§ **Material for this exercise**
::::::::::

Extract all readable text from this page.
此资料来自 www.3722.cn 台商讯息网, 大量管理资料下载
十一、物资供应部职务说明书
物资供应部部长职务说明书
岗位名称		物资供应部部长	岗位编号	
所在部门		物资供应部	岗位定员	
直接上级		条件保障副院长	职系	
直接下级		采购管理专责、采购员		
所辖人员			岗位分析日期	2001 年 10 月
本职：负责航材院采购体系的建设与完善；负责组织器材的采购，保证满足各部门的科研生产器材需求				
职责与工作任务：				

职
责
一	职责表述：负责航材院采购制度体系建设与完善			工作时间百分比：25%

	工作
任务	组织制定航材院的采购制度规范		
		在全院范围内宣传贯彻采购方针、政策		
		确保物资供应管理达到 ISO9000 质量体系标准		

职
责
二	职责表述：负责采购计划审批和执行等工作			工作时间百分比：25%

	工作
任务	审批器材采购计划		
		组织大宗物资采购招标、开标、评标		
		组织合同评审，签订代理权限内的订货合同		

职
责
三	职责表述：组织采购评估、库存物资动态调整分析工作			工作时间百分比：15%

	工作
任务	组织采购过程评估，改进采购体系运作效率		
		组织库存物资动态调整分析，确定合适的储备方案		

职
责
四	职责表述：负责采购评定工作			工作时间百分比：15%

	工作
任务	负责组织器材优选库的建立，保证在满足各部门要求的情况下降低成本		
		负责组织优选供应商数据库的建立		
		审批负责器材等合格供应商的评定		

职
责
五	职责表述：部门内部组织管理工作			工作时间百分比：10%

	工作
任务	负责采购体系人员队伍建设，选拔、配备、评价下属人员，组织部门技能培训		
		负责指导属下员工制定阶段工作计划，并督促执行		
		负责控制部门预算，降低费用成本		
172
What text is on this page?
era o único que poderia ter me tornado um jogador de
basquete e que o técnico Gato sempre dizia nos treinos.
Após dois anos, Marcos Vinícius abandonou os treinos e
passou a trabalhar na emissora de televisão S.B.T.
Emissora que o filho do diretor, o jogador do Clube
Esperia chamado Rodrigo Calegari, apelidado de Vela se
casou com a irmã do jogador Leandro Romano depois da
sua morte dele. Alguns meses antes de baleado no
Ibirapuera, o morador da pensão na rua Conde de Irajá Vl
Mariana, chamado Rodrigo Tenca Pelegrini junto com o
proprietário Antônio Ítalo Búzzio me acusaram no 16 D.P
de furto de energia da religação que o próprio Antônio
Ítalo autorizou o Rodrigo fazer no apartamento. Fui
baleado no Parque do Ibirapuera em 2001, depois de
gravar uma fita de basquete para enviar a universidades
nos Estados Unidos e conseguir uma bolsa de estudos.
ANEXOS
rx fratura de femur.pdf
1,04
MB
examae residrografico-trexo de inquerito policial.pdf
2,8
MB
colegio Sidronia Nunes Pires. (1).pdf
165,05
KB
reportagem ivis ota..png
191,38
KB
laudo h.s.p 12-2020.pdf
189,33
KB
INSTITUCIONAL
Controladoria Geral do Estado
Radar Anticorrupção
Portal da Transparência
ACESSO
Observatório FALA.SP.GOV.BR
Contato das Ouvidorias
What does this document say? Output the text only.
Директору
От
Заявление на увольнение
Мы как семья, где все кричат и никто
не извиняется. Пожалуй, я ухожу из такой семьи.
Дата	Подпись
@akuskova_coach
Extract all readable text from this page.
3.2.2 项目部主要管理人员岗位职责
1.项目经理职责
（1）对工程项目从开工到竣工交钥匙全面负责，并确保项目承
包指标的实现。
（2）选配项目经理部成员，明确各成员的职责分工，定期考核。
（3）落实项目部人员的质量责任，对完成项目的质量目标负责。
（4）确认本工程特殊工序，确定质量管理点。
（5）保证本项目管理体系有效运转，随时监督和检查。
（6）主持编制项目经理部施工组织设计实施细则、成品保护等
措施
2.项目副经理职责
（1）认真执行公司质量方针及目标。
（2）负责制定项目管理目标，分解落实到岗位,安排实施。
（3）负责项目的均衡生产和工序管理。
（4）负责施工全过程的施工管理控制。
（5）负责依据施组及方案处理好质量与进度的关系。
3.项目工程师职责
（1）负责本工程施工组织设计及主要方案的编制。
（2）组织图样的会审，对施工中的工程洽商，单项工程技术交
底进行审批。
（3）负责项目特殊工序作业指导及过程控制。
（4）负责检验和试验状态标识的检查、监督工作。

::::::::::

§ **Your objective**
Retype the records above exactly.

§ **Task answer**
Extract all readable text from this page.
此资料来自 www.3722.cn 台商讯息网, 大量管理资料下载
十一、物资供应部职务说明书
物资供应部部长职务说明书
岗位名称		物资供应部部长	岗位编号	
所在部门		物资供应部	岗位定员	
直接上级		条件保障副院长	职系	
直接下级		采购管理专责、采购员		
所辖人员			岗位分析日期	2001 年 10 月
本职：负责航材院采购体系的建设与完善；负责组织器材的采购，保证满足各部门的科研生产器材需求				
职责与工作任务：				

职
责
一	职责表述：负责航材院采购制度体系建设与完善			工作时间百分比：25%

	工作
任务	组织制定航材院的采购制度规范		
		在全院范围内宣传贯彻采购方针、政策		
		确保物资供应管理达到 ISO9000 质量体系标准		

职
责
二	职责表述：负责采购计划审批和执行等工作			工作时间百分比：25%

	工作
任务	审批器材采购计划		
		组织大宗物资采购招标、开标、评标		
		组织合同评审，签订代理权限内的订货合同		

职
责
三	职责表述：组织采购评估、库存物资动态调整分析工作			工作时间百分比：15%

	工作
任务	组织采购过程评估，改进采购体系运作效率		
		组织库存物资动态调整分析，确定合适的储备方案		

职
责
四	职责表述：负责采购评定工作			工作时间百分比：15%

	工作
任务	负责组织器材优选库的建立，保证在满足各部门要求的情况下降低成本		
		负责组织优选供应商数据库的建立		
		审批负责器材等合格供应商的评定		

职
责
五	职责表述：部门内部组织管理工作			工作时间百分比：10%

	工作
任务	负责采购体系人员队伍建设，选拔、配备、评价下属人员，组织部门技能培训		
		负责指导属下员工制定阶段工作计划，并督促执行		
		负责控制部门预算，降低费用成本		
172
What text is on this page?
era o único que poderia ter me tornado um jogador de
basquete e que o técnico Gato sempre dizia nos treinos.
Após dois anos, Marcos Vinícius abandonou os treinos e
passou a trabalhar na emissora de televisão S.B.T.
Emissora que o filho do diretor, o jogador do Clube
Esperia chamado Rodrigo Calegari, apelidado de Vela se
casou com a irmã do jogador Leandro Romano depois da
sua morte dele. Alguns meses antes de baleado no
Ibirapuera, o morador da pensão na rua Conde de Irajá Vl
Mariana, chamado Rodrigo Tenca Pelegrini junto com o
proprietário Antônio Ítalo Búzzio me acusaram no 16 D.P
de furto de energia da religação que o próprio Antônio
Ítalo autorizou o Rodrigo fazer no apartamento. Fui
baleado no Parque do Ibirapuera em 2001, depois de
gravar uma fita de basquete para enviar a universidades
nos Estados Unidos e conseguir uma bolsa de estudos.
ANEXOS
rx fratura de femur.pdf
1,04
MB
examae residrografico-trexo de inquerito policial.pdf
2,8
MB
colegio Sidronia Nunes Pires. (1).pdf
165,05
KB
reportagem ivis ota..png
191,38
KB
laudo h.s.p 12-2020.pdf
189,33
KB
INSTITUCIONAL
Controladoria Geral do Estado
Radar Anticorrupção
Portal da Transparência
ACESSO
Observatório FALA.SP.GOV.BR
Contato das Ouvidorias
What does this document say? Output the text only.
Директору
От
Заявление на увольнение
Мы как семья, где все кричат и никто
не извиняется. Пожалуй, я ухожу из такой семьи.
Дата	Подпись
@akuskova_coach
Extract all readable text from this page.
3.2.2 项目部主要管理人员岗位职责
1.项目经理职责
（1）对工程项目从开工到竣工交钥匙全面负责，并确保项目承
包指标的实现。
（2）选配项目经理部成员，明确各成员的职责分工，定期考核。
（3）落实项目部人员的质量责任，对完成项目的质量目标负责。
（4）确认本工程特殊工序，确定质量管理点。
（5）保证本项目管理体系有效运转，随时监督和检查。
（6）主持编制项目经理部施工组织设计实施细则、成品保护等
措施
2.项目副经理职责
（1）认真执行公司质量方针及目标。
（2）负责制定项目管理目标，分解落实到岗位,安排实施。
（3）负责项目的均衡生产和工序管理。
（4）负责施工全过程的施工管理控制。
（5）负责依据施组及方案处理好质量与进度的关系。
3.项目工程师职责
（1）负责本工程施工组织设计及主要方案的编制。
（2）组织图样的会审，对施工中的工程洽商，单项工程技术交
底进行审批。
（3）负责项目特殊工序作业指导及过程控制。
（4）负责检验和试验状态标识的检查、监督工作。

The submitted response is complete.